DIRECTIONS FOR THIS TASK> Copy out all lines where "total" appears.

EXERCISE MATERIAL>
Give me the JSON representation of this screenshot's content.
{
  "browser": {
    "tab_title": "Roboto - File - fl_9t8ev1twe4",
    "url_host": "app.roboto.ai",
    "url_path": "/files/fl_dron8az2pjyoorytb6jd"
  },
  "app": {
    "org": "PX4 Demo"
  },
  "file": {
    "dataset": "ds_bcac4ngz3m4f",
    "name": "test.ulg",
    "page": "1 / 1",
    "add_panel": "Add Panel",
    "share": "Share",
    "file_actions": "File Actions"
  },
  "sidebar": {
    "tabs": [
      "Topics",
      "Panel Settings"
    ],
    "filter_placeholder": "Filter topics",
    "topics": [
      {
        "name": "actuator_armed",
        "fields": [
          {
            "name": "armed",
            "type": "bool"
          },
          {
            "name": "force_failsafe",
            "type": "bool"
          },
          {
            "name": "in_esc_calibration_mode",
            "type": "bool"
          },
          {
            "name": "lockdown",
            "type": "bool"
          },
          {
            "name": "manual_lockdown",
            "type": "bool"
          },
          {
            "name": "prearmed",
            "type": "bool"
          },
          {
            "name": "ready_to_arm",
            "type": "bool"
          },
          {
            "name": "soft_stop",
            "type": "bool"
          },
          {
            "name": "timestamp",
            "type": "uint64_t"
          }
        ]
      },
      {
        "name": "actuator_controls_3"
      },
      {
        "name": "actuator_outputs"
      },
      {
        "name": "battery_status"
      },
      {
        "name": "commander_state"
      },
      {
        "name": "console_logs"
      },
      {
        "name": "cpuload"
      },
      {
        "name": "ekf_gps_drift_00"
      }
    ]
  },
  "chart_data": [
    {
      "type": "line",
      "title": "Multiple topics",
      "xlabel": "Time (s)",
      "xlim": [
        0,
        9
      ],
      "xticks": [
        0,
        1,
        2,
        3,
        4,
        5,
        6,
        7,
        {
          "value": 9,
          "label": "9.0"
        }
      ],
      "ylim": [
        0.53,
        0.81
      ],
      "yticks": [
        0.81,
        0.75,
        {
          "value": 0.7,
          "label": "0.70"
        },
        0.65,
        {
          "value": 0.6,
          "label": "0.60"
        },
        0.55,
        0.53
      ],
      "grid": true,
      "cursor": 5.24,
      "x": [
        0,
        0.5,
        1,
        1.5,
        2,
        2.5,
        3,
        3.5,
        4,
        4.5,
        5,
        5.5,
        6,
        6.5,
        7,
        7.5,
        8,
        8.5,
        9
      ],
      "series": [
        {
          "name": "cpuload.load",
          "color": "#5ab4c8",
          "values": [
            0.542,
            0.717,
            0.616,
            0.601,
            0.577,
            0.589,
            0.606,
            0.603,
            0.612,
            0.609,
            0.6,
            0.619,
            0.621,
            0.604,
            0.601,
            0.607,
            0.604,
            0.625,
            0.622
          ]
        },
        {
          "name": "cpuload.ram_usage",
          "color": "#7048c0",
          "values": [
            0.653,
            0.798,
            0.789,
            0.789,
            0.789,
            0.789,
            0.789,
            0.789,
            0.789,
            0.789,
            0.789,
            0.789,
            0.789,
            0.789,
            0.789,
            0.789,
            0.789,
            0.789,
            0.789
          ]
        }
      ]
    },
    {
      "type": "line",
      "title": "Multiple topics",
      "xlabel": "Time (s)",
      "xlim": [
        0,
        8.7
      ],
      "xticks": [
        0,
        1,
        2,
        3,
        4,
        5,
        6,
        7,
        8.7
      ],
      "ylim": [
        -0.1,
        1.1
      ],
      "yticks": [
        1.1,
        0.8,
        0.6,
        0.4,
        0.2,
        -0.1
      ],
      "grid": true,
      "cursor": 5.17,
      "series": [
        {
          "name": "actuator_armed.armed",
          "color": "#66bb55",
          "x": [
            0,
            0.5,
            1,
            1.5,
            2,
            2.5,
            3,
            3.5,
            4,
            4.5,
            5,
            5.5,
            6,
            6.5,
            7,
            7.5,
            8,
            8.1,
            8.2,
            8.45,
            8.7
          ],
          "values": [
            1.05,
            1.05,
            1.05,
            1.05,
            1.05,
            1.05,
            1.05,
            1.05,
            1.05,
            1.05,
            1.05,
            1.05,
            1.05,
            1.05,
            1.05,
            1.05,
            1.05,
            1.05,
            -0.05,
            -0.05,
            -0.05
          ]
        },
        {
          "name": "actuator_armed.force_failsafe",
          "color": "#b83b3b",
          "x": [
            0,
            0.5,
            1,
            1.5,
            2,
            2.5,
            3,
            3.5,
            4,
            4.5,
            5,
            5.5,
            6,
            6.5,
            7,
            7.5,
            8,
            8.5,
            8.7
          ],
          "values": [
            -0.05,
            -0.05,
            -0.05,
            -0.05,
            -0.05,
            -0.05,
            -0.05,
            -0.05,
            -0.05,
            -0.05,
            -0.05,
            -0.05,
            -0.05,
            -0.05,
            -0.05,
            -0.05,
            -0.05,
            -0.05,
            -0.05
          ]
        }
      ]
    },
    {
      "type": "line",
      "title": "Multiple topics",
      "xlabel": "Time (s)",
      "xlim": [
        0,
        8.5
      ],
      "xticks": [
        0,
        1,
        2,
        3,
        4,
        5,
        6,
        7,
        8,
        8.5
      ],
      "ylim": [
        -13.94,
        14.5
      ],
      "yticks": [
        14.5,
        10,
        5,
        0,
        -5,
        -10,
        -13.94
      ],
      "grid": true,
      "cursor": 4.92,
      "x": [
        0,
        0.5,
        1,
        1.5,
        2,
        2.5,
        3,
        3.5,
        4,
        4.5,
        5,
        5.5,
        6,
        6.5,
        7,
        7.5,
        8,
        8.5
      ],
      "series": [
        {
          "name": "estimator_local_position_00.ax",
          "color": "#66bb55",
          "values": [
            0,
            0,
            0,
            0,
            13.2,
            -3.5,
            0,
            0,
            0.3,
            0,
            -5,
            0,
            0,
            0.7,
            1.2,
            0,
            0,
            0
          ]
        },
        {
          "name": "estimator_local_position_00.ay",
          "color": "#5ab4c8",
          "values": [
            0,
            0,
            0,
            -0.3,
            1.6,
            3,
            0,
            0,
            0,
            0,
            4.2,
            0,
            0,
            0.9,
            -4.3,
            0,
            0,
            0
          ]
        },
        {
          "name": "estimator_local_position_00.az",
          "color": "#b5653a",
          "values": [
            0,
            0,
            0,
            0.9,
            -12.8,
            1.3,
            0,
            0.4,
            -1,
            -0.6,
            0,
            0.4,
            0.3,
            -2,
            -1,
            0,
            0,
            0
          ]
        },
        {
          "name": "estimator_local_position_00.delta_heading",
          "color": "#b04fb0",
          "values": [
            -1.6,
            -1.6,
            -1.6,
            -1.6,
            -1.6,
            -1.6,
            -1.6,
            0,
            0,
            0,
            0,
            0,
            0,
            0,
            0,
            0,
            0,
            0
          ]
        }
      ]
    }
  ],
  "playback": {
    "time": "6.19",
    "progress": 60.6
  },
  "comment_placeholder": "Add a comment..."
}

==

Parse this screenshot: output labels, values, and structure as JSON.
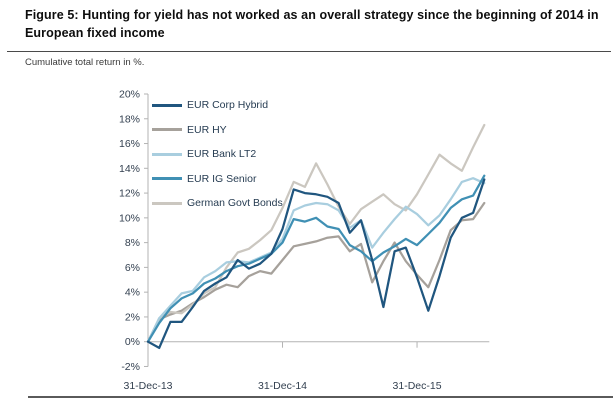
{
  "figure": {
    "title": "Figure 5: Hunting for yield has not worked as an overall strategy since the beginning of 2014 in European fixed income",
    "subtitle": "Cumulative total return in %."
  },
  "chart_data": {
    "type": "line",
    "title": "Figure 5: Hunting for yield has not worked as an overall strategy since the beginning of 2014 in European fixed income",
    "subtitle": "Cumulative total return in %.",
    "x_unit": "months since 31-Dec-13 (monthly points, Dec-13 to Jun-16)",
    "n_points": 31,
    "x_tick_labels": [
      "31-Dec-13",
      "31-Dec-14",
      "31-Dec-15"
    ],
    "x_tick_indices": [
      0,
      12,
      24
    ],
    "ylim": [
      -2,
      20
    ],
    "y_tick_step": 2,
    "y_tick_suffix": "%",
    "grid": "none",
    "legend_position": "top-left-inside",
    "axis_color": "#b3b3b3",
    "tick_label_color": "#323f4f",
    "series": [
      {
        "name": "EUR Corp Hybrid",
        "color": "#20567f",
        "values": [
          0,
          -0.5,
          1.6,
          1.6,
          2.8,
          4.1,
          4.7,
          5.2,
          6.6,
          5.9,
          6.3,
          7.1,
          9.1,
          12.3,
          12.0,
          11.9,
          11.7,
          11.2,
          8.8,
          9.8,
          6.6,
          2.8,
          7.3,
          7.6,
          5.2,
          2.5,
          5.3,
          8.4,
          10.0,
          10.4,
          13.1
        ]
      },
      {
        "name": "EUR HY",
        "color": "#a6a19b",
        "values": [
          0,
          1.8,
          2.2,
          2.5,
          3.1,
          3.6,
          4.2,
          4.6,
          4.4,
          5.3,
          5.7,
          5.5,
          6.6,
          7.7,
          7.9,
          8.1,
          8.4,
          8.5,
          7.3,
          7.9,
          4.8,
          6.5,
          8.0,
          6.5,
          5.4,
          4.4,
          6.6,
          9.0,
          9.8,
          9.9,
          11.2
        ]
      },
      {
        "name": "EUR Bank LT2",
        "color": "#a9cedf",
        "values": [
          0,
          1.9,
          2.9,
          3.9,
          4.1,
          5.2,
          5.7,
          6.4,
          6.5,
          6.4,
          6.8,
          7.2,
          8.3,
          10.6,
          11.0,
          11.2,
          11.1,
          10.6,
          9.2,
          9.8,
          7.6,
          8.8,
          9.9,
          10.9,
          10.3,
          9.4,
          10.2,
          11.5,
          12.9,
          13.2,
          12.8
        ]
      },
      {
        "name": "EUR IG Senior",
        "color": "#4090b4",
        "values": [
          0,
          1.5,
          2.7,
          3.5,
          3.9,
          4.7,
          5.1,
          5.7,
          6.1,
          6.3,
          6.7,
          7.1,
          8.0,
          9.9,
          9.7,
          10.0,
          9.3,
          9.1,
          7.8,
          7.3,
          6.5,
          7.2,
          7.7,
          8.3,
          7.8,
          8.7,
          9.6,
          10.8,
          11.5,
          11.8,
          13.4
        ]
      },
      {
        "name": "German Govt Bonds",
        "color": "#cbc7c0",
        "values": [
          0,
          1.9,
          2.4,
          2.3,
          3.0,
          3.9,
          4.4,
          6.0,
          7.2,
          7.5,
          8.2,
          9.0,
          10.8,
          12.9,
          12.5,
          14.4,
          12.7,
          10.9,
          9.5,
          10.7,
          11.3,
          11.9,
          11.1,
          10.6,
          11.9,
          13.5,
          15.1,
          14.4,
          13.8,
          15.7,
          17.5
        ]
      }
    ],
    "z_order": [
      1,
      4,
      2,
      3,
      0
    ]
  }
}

OUTPUT BELOW>
    "subtitle": "Cumulative total return in %."
    "subtitle": "Cumulative total return in %.",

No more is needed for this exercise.